Extracted text
╭──
Green, Yellow, Red: The Keys to the Perfect Persuasive Essay

Hi! I’m Jennifer from Pages Of Grace, and I am thrilled to be a guest blogger for Minds in Bloom! One of my favorite things about teaching 5th grade is persuasive writing!  I think we can all agree that 5th graders have opinions…strong opinions  The great thing about persuasive writing is that the children get to voice their opinions. However, rather than just telling someone what they think, they learn how to organize their thoughts and give reasonable examples to support their opinions.

For many people, teaching writing in the upper elementary grades can be a daunting task. I have talked with teachers who dread writing and just try to “get through it.” While writing is definitely a more abstract and sometimes difficult skill to learn, it doesn’t have to be a scary and unenjoyable experience. Quite the opposite! It can be one the most enjoyable and thought provoking subjects for both teachers and students.  The key is to have a good plan of action to take students from start to finish.
My district was trained in Step up to Writing. There are many great writing programs, but the thing I like about Step up to Writing is the way we outline the format of the essay. It gives students a specific way to organize their thoughts and tells them exactly what is expected. If we just give students a prompt and tell them to write an essay to persuade others to take the same position, every student would come back with something different, and they probably would not give much support for their opinions. By giving students a clear outline to follow, we ensure that everyone understands what is expected. We also ensure that the students understand how to support their opinions and give appropriate reasons and details for the positions that they take. Step up to Writing uses the colors of a traffic light to organize each part of a paragraph or essay.
╰──
Directive a
According to the persuasive-writing post, what does Step up to Writing use to organize each part of a paragraph or essay?
The entries that follow have no connection to the persuasive-writing post.

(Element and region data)
╭──
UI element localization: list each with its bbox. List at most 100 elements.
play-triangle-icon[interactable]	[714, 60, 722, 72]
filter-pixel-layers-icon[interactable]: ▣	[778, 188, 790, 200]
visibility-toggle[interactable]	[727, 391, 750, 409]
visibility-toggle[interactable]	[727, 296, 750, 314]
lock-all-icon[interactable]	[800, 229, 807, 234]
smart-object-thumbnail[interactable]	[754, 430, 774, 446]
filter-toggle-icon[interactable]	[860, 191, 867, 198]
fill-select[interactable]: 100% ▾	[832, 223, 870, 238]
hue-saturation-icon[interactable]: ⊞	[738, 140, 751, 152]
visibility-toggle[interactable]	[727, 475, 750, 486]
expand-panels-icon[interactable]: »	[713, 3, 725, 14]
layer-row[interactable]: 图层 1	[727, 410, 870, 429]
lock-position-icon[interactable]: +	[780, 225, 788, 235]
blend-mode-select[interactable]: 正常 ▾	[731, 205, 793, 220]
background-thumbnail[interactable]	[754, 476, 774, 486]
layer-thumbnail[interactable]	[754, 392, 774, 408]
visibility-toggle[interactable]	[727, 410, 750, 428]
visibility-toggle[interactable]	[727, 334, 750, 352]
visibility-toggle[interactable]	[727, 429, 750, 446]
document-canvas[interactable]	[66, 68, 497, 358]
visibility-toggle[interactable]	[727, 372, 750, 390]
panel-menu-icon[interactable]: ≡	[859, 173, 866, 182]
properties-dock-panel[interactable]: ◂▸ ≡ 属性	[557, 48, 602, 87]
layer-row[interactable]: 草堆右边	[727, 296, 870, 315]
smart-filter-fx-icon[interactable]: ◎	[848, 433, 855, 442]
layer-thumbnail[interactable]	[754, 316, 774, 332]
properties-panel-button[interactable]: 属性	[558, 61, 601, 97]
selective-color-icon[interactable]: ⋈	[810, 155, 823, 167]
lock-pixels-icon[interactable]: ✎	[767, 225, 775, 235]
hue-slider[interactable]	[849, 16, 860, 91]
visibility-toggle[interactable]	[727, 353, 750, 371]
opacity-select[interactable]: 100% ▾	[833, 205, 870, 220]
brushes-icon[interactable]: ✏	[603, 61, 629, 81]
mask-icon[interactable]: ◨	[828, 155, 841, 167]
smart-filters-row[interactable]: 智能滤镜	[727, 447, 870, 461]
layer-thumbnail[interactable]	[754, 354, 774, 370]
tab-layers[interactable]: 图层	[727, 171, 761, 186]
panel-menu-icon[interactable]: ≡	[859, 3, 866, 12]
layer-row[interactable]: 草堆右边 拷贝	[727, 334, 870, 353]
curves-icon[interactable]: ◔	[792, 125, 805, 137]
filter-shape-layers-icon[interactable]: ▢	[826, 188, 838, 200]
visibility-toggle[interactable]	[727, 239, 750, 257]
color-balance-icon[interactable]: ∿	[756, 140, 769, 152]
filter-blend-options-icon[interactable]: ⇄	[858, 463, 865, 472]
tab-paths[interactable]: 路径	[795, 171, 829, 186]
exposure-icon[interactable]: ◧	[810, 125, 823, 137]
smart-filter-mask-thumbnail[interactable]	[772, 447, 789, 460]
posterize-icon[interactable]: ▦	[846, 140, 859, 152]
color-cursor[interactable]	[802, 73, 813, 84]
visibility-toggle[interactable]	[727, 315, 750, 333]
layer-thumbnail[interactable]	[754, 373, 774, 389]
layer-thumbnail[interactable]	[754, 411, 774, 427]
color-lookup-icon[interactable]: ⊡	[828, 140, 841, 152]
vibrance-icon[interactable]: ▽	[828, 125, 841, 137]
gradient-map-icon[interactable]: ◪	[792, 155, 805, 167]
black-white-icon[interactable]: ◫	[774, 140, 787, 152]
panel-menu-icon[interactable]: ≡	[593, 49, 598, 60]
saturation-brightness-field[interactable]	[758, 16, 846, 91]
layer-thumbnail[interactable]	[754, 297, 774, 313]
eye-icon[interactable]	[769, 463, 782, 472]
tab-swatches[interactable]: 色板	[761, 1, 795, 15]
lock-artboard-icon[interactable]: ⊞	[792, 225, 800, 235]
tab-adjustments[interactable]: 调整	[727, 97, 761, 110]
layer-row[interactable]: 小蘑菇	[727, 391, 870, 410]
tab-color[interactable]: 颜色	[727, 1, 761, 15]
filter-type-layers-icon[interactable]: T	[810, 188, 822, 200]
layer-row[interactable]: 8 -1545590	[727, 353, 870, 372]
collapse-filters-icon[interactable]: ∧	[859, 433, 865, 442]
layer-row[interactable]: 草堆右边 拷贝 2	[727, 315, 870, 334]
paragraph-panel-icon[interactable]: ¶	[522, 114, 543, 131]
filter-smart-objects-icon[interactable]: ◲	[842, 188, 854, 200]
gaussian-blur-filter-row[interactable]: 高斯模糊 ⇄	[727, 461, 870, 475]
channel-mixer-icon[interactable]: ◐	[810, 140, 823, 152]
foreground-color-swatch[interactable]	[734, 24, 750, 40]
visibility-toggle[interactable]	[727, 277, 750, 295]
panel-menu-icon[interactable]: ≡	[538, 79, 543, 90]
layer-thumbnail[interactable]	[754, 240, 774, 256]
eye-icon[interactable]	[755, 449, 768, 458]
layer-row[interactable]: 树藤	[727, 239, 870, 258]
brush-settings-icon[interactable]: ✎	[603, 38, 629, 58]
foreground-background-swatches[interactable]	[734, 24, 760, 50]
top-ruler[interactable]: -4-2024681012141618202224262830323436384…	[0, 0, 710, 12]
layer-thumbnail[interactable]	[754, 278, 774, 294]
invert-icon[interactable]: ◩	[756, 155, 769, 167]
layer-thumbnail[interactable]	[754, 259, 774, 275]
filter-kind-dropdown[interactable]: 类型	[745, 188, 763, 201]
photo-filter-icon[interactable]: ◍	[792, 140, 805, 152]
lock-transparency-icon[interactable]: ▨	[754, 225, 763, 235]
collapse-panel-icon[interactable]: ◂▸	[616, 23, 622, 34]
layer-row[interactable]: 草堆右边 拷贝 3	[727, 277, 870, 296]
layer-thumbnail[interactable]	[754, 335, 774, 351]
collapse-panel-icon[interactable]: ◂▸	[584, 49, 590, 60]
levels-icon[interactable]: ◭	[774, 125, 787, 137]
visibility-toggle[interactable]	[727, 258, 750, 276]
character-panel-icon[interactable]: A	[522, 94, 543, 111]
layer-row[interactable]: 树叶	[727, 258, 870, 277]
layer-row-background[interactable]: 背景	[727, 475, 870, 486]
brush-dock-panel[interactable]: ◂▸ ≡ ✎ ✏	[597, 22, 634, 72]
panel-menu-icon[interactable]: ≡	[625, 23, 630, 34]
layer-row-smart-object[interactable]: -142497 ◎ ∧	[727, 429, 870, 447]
╰──
Directive b
Reproduce the entries word for word, from their first line through the line that contains "475, 750, 486]".

Expected output a
The colors of a traffic light.

Expected output b
UI element localization: list each with its bbox. List at most 100 elements.
play-triangle-icon[interactable]	[714, 60, 722, 72]
filter-pixel-layers-icon[interactable]: ▣	[778, 188, 790, 200]
visibility-toggle[interactable]	[727, 391, 750, 409]
visibility-toggle[interactable]	[727, 296, 750, 314]
lock-all-icon[interactable]	[800, 229, 807, 234]
smart-object-thumbnail[interactable]	[754, 430, 774, 446]
filter-toggle-icon[interactable]	[860, 191, 867, 198]
fill-select[interactable]: 100% ▾	[832, 223, 870, 238]
hue-saturation-icon[interactable]: ⊞	[738, 140, 751, 152]
visibility-toggle[interactable]	[727, 475, 750, 486]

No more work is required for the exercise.